__Aim__.
From the entries that follow, list every line in which the string "kiện" appears.

Dataset items
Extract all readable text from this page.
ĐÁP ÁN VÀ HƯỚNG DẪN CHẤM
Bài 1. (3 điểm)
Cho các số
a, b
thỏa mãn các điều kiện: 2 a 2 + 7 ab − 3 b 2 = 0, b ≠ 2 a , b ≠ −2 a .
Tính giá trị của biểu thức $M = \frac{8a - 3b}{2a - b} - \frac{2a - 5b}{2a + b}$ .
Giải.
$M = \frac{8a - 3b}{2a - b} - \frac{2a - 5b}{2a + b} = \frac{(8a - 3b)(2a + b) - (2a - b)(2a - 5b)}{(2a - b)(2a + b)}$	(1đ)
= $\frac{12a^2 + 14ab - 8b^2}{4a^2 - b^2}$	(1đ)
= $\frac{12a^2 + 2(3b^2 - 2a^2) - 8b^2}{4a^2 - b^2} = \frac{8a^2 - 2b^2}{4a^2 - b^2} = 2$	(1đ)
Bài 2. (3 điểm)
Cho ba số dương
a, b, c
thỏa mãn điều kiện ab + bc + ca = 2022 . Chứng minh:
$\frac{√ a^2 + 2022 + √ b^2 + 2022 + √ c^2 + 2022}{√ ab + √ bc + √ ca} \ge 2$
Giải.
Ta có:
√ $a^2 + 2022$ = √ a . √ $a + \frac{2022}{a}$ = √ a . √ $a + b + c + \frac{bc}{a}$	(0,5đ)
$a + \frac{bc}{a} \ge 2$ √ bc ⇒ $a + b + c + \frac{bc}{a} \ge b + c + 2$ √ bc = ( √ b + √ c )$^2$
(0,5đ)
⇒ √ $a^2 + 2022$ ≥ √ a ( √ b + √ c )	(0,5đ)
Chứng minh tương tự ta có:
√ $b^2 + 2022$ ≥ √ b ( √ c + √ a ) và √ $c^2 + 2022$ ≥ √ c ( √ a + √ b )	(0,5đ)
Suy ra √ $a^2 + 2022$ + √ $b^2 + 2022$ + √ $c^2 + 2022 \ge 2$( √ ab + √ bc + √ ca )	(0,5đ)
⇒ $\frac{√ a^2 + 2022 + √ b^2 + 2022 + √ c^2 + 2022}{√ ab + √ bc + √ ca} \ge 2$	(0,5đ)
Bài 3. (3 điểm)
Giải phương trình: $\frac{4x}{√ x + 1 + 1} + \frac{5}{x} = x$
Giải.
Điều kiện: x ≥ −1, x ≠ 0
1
--
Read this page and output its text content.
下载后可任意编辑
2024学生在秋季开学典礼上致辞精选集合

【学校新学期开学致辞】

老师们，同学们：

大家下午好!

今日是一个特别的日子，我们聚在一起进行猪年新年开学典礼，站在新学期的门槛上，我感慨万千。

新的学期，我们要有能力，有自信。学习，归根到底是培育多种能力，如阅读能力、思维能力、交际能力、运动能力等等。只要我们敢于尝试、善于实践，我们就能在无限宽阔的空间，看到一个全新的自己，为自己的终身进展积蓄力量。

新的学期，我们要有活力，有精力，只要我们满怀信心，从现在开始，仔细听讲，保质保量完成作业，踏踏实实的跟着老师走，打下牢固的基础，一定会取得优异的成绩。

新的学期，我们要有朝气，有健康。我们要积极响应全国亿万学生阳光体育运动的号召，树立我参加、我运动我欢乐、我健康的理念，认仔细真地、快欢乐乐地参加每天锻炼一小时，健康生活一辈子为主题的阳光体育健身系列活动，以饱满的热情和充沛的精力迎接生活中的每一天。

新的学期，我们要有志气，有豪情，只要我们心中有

__Result for this task__.
thỏa mãn các điều kiện: 2 a 2 + 7 ab − 3 b 2 = 0, b ≠ 2 a , b ≠ −2 a .
thỏa mãn điều kiện ab + bc + ca = 2022 . Chứng minh:
Điều kiện: x ≥ −1, x ≠ 0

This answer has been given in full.